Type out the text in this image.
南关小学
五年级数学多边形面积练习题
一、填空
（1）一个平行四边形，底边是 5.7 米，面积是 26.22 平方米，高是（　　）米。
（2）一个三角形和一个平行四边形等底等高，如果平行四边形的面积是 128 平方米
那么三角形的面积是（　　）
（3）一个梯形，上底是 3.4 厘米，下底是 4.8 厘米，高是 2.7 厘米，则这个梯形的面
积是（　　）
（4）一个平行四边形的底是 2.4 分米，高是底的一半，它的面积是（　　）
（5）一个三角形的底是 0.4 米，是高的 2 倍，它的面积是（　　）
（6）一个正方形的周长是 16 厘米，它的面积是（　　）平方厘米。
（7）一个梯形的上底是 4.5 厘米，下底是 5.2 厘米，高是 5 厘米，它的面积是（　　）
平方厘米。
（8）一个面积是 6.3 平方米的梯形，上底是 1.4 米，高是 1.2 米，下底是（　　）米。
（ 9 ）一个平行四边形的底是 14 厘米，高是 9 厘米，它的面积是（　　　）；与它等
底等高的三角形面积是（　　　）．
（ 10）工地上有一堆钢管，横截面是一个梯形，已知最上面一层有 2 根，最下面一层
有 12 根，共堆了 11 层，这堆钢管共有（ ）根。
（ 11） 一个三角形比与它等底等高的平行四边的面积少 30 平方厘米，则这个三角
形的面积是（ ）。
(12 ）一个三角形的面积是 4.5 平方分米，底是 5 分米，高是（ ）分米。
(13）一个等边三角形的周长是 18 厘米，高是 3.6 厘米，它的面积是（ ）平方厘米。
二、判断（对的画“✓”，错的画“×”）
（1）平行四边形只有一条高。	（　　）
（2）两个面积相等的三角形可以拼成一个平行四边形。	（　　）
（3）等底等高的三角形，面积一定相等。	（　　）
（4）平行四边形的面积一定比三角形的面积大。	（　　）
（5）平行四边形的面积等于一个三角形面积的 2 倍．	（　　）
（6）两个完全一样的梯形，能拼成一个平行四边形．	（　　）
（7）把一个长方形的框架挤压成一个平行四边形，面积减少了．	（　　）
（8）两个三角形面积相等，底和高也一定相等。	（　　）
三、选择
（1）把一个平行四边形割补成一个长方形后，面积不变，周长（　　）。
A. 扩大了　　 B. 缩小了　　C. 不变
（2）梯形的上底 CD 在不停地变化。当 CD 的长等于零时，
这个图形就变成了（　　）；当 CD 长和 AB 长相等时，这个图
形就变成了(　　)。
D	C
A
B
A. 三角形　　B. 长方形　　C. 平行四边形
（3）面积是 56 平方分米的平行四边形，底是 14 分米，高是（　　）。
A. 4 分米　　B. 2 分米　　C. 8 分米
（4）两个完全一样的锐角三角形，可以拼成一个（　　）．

==*==

Write out the complete set of records exactly as given.

Type out the text in this image.
南关小学
五年级数学多边形面积练习题
一、填空
（1）一个平行四边形，底边是 5.7 米，面积是 26.22 平方米，高是（　　）米。
（2）一个三角形和一个平行四边形等底等高，如果平行四边形的面积是 128 平方米
那么三角形的面积是（　　）
（3）一个梯形，上底是 3.4 厘米，下底是 4.8 厘米，高是 2.7 厘米，则这个梯形的面
积是（　　）
（4）一个平行四边形的底是 2.4 分米，高是底的一半，它的面积是（　　）
（5）一个三角形的底是 0.4 米，是高的 2 倍，它的面积是（　　）
（6）一个正方形的周长是 16 厘米，它的面积是（　　）平方厘米。
（7）一个梯形的上底是 4.5 厘米，下底是 5.2 厘米，高是 5 厘米，它的面积是（　　）
平方厘米。
（8）一个面积是 6.3 平方米的梯形，上底是 1.4 米，高是 1.2 米，下底是（　　）米。
（ 9 ）一个平行四边形的底是 14 厘米，高是 9 厘米，它的面积是（　　　）；与它等
底等高的三角形面积是（　　　）．
（ 10）工地上有一堆钢管，横截面是一个梯形，已知最上面一层有 2 根，最下面一层
有 12 根，共堆了 11 层，这堆钢管共有（ ）根。
（ 11） 一个三角形比与它等底等高的平行四边的面积少 30 平方厘米，则这个三角
形的面积是（ ）。
(12 ）一个三角形的面积是 4.5 平方分米，底是 5 分米，高是（ ）分米。
(13）一个等边三角形的周长是 18 厘米，高是 3.6 厘米，它的面积是（ ）平方厘米。
二、判断（对的画“✓”，错的画“×”）
（1）平行四边形只有一条高。	（　　）
（2）两个面积相等的三角形可以拼成一个平行四边形。	（　　）
（3）等底等高的三角形，面积一定相等。	（　　）
（4）平行四边形的面积一定比三角形的面积大。	（　　）
（5）平行四边形的面积等于一个三角形面积的 2 倍．	（　　）
（6）两个完全一样的梯形，能拼成一个平行四边形．	（　　）
（7）把一个长方形的框架挤压成一个平行四边形，面积减少了．	（　　）
（8）两个三角形面积相等，底和高也一定相等。	（　　）
三、选择
（1）把一个平行四边形割补成一个长方形后，面积不变，周长（　　）。
A. 扩大了　　 B. 缩小了　　C. 不变
（2）梯形的上底 CD 在不停地变化。当 CD 的长等于零时，
这个图形就变成了（　　）；当 CD 长和 AB 长相等时，这个图
形就变成了(　　)。
D	C
A
B
A. 三角形　　B. 长方形　　C. 平行四边形
（3）面积是 56 平方分米的平行四边形，底是 14 分米，高是（　　）。
A. 4 分米　　B. 2 分米　　C. 8 分米
（4）两个完全一样的锐角三角形，可以拼成一个（　　）．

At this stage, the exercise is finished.